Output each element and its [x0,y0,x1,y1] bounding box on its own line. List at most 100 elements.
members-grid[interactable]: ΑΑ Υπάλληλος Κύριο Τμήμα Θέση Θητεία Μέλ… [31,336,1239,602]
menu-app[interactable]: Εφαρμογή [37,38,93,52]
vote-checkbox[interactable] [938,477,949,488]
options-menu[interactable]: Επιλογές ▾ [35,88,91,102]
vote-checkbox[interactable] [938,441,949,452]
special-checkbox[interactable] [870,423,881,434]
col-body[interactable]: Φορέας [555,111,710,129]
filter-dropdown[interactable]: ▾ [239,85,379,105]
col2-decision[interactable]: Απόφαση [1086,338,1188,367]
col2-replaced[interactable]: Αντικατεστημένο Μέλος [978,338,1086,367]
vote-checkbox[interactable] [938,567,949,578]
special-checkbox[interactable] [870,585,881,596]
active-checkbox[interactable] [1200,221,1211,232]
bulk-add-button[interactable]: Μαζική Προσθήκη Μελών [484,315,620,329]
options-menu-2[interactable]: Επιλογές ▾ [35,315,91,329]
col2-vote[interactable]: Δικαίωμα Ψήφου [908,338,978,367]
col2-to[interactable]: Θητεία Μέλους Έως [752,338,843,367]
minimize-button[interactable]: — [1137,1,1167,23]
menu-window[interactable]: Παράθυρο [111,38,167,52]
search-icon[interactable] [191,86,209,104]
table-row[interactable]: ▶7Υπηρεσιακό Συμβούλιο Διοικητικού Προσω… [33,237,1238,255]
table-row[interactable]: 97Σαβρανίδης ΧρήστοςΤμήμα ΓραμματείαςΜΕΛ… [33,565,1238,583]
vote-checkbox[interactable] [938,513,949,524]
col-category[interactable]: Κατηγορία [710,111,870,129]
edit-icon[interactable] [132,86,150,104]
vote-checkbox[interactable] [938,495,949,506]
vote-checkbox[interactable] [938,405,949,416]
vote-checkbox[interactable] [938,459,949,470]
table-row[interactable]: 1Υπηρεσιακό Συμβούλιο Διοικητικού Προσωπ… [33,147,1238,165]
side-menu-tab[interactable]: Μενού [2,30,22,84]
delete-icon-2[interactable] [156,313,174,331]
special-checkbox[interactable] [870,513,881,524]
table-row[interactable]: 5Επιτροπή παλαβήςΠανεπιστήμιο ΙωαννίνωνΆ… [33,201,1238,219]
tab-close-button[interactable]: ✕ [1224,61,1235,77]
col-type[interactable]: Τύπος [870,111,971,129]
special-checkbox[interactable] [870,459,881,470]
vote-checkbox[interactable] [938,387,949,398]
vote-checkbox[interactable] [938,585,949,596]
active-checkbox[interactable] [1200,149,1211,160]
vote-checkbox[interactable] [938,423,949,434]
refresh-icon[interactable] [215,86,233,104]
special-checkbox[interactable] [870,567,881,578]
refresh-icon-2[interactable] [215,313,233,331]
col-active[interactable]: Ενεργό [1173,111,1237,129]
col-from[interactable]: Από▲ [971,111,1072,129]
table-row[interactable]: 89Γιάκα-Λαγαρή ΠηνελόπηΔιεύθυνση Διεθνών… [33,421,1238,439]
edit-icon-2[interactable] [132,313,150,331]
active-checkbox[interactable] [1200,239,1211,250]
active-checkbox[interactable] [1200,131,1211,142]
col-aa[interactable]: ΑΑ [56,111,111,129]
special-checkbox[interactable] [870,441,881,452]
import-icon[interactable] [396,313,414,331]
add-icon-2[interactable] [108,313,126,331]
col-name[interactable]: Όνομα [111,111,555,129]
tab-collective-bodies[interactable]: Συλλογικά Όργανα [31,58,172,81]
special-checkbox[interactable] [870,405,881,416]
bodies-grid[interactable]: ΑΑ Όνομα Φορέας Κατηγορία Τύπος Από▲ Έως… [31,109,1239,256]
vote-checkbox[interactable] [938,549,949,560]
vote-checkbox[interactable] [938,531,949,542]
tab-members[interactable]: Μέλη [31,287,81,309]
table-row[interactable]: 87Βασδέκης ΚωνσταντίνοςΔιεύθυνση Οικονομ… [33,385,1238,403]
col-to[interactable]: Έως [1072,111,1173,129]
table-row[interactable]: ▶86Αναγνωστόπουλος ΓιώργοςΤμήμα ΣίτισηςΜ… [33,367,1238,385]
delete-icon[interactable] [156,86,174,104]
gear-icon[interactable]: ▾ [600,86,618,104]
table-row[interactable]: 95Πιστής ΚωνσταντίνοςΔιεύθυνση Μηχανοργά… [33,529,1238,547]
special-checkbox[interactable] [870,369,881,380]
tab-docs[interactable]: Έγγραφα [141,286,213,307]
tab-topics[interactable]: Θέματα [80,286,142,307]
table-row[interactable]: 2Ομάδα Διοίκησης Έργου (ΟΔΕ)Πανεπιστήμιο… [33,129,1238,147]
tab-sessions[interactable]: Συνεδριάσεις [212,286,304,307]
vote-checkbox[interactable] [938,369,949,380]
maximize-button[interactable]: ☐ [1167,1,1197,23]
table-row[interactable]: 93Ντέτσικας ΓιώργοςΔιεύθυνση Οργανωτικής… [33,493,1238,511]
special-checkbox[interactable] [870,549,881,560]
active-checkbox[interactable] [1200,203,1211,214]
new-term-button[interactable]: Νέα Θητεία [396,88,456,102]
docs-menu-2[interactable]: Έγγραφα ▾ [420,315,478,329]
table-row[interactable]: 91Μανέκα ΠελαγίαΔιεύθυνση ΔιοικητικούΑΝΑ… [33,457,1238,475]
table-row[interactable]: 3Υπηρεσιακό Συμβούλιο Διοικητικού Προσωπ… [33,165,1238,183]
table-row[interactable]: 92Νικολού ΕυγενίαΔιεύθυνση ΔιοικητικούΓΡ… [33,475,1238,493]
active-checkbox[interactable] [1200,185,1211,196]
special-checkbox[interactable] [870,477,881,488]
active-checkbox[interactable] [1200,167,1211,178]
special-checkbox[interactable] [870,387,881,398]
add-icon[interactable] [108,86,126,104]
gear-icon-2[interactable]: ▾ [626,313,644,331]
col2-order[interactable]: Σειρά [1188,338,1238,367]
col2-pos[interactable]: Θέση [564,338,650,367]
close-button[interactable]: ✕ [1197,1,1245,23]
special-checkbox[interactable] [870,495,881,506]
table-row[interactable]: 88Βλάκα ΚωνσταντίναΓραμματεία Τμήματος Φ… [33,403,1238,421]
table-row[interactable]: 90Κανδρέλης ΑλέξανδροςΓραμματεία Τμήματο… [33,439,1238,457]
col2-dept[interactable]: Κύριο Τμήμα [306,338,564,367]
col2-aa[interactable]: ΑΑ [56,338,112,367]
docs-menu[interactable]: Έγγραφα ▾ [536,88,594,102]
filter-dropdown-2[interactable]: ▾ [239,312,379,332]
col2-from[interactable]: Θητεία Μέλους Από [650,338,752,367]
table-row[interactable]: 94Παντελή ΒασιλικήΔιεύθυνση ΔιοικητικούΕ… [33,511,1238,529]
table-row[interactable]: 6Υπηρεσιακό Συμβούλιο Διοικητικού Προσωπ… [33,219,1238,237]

= = = =

Written task:
Give every line of the items above as a JSON list of strings, one string per line, with blank lines left out.

Final result:
[
  "Output each element and its [x0,y0,x1,y1] bounding box on its own line. List at most 100 elements.",
  "members-grid[interactable]: ΑΑ Υπάλληλος Κύριο Τμήμα Θέση Θητεία Μέλ… [31,336,1239,602]",
  "menu-app[interactable]: Εφαρμογή [37,38,93,52]",
  "vote-checkbox[interactable] [938,477,949,488]",
  "options-menu[interactable]: Επιλογές ▾ [35,88,91,102]",
  "vote-checkbox[interactable] [938,441,949,452]",
  "special-checkbox[interactable] [870,423,881,434]",
  "col-body[interactable]: Φορέας [555,111,710,129]",
  "filter-dropdown[interactable]: ▾ [239,85,379,105]",
  "col2-decision[interactable]: Απόφαση [1086,338,1188,367]",
  "col2-replaced[interactable]: Αντικατεστημένο Μέλος [978,338,1086,367]",
  "vote-checkbox[interactable] [938,567,949,578]",
  "special-checkbox[interactable] [870,585,881,596]",
  "active-checkbox[interactable] [1200,221,1211,232]",
  "bulk-add-button[interactable]: Μαζική Προσθήκη Μελών [484,315,620,329]",
  "options-menu-2[interactable]: Επιλογές ▾ [35,315,91,329]",
  "col2-vote[interactable]: Δικαίωμα Ψήφου [908,338,978,367]",
  "col2-to[interactable]: Θητεία Μέλους Έως [752,338,843,367]",
  "minimize-button[interactable]: — [1137,1,1167,23]",
  "menu-window[interactable]: Παράθυρο [111,38,167,52]",
  "search-icon[interactable] [191,86,209,104]",
  "table-row[interactable]: ▶7Υπηρεσιακό Συμβούλιο Διοικητικού Προσω… [33,237,1238,255]",
  "table-row[interactable]: 97Σαβρανίδης ΧρήστοςΤμήμα ΓραμματείαςΜΕΛ… [33,565,1238,583]",
  "vote-checkbox[interactable] [938,513,949,524]",
  "col-category[interactable]: Κατηγορία [710,111,870,129]",
  "edit-icon[interactable] [132,86,150,104]",
  "vote-checkbox[interactable] [938,495,949,506]",
  "vote-checkbox[interactable] [938,405,949,416]",
  "vote-checkbox[interactable] [938,459,949,470]",
  "table-row[interactable]: 1Υπηρεσιακό Συμβούλιο Διοικητικού Προσωπ… [33,147,1238,165]",
  "side-menu-tab[interactable]: Μενού [2,30,22,84]",
  "delete-icon-2[interactable] [156,313,174,331]",
  "special-checkbox[interactable] [870,513,881,524]",
  "table-row[interactable]: 5Επιτροπή παλαβήςΠανεπιστήμιο ΙωαννίνωνΆ… [33,201,1238,219]",
  "tab-close-button[interactable]: ✕ [1224,61,1235,77]",
  "col-type[interactable]: Τύπος [870,111,971,129]",
  "special-checkbox[interactable] [870,459,881,470]",
  "vote-checkbox[interactable] [938,387,949,398]",
  "vote-checkbox[interactable] [938,585,949,596]",
  "active-checkbox[interactable] [1200,149,1211,160]",
  "vote-checkbox[interactable] [938,423,949,434]",
  "refresh-icon[interactable] [215,86,233,104]",
  "special-checkbox[interactable] [870,567,881,578]",
  "refresh-icon-2[interactable] [215,313,233,331]",
  "col-active[interactable]: Ενεργό [1173,111,1237,129]",
  "col-from[interactable]: Από▲ [971,111,1072,129]",
  "table-row[interactable]: 89Γιάκα-Λαγαρή ΠηνελόπηΔιεύθυνση Διεθνών… [33,421,1238,439]",
  "edit-icon-2[interactable] [132,313,150,331]",
  "active-checkbox[interactable] [1200,239,1211,250]",
  "active-checkbox[interactable] [1200,131,1211,142]",
  "col-aa[interactable]: ΑΑ [56,111,111,129]",
  "special-checkbox[interactable] [870,441,881,452]",
  "import-icon[interactable] [396,313,414,331]",
  "add-icon-2[interactable] [108,313,126,331]",
  "col-name[interactable]: Όνομα [111,111,555,129]",
  "tab-collective-bodies[interactable]: Συλλογικά Όργανα [31,58,172,81]",
  "special-checkbox[interactable] [870,405,881,416]",
  "bodies-grid[interactable]: ΑΑ Όνομα Φορέας Κατηγορία Τύπος Από▲ Έως… [31,109,1239,256]",
  "vote-checkbox[interactable] [938,549,949,560]",
  "vote-checkbox[interactable] [938,531,949,542]",
  "tab-members[interactable]: Μέλη [31,287,81,309]",
  "table-row[interactable]: 87Βασδέκης ΚωνσταντίνοςΔιεύθυνση Οικονομ… [33,385,1238,403]",
  "col-to[interactable]: Έως [1072,111,1173,129]",
  "table-row[interactable]: ▶86Αναγνωστόπουλος ΓιώργοςΤμήμα ΣίτισηςΜ… [33,367,1238,385]",
  "delete-icon[interactable] [156,86,174,104]",
  "gear-icon[interactable]: ▾ [600,86,618,104]",
  "table-row[interactable]: 95Πιστής ΚωνσταντίνοςΔιεύθυνση Μηχανοργά… [33,529,1238,547]",
  "special-checkbox[interactable] [870,369,881,380]",
  "tab-docs[interactable]: Έγγραφα [141,286,213,307]",
  "tab-topics[interactable]: Θέματα [80,286,142,307]",
  "table-row[interactable]: 2Ομάδα Διοίκησης Έργου (ΟΔΕ)Πανεπιστήμιο… [33,129,1238,147]",
  "tab-sessions[interactable]: Συνεδριάσεις [212,286,304,307]",
  "vote-checkbox[interactable] [938,369,949,380]",
  "maximize-button[interactable]: ☐ [1167,1,1197,23]",
  "table-row[interactable]: 93Ντέτσικας ΓιώργοςΔιεύθυνση Οργανωτικής… [33,493,1238,511]",
  "special-checkbox[interactable] [870,549,881,560]",
  "active-checkbox[interactable] [1200,203,1211,214]",
  "new-term-button[interactable]: Νέα Θητεία [396,88,456,102]",
  "docs-menu-2[interactable]: Έγγραφα ▾ [420,315,478,329]",
  "table-row[interactable]: 91Μανέκα ΠελαγίαΔιεύθυνση ΔιοικητικούΑΝΑ… [33,457,1238,475]",
  "table-row[interactable]: 3Υπηρεσιακό Συμβούλιο Διοικητικού Προσωπ… [33,165,1238,183]",
  "table-row[interactable]: 92Νικολού ΕυγενίαΔιεύθυνση ΔιοικητικούΓΡ… [33,475,1238,493]",
  "active-checkbox[interactable] [1200,185,1211,196]",
  "special-checkbox[interactable] [870,477,881,488]",
  "active-checkbox[interactable] [1200,167,1211,178]",
  "special-checkbox[interactable] [870,387,881,398]",
  "add-icon[interactable] [108,86,126,104]",
  "gear-icon-2[interactable]: ▾ [626,313,644,331]",
  "col2-order[interactable]: Σειρά [1188,338,1238,367]",
  "col2-pos[interactable]: Θέση [564,338,650,367]",
  "close-button[interactable]: ✕ [1197,1,1245,23]",
  "special-checkbox[interactable] [870,495,881,506]",
  "table-row[interactable]: 88Βλάκα ΚωνσταντίναΓραμματεία Τμήματος Φ… [33,403,1238,421]",
  "table-row[interactable]: 90Κανδρέλης ΑλέξανδροςΓραμματεία Τμήματο… [33,439,1238,457]",
  "col2-dept[interactable]: Κύριο Τμήμα [306,338,564,367]",
  "col2-aa[interactable]: ΑΑ [56,338,112,367]",
  "docs-menu[interactable]: Έγγραφα ▾ [536,88,594,102]",
  "filter-dropdown-2[interactable]: ▾ [239,312,379,332]",
  "col2-from[interactable]: Θητεία Μέλους Από [650,338,752,367]",
  "table-row[interactable]: 94Παντελή ΒασιλικήΔιεύθυνση ΔιοικητικούΕ… [33,511,1238,529]",
  "table-row[interactable]: 6Υπηρεσιακό Συμβούλιο Διοικητικού Προσωπ… [33,219,1238,237]"
]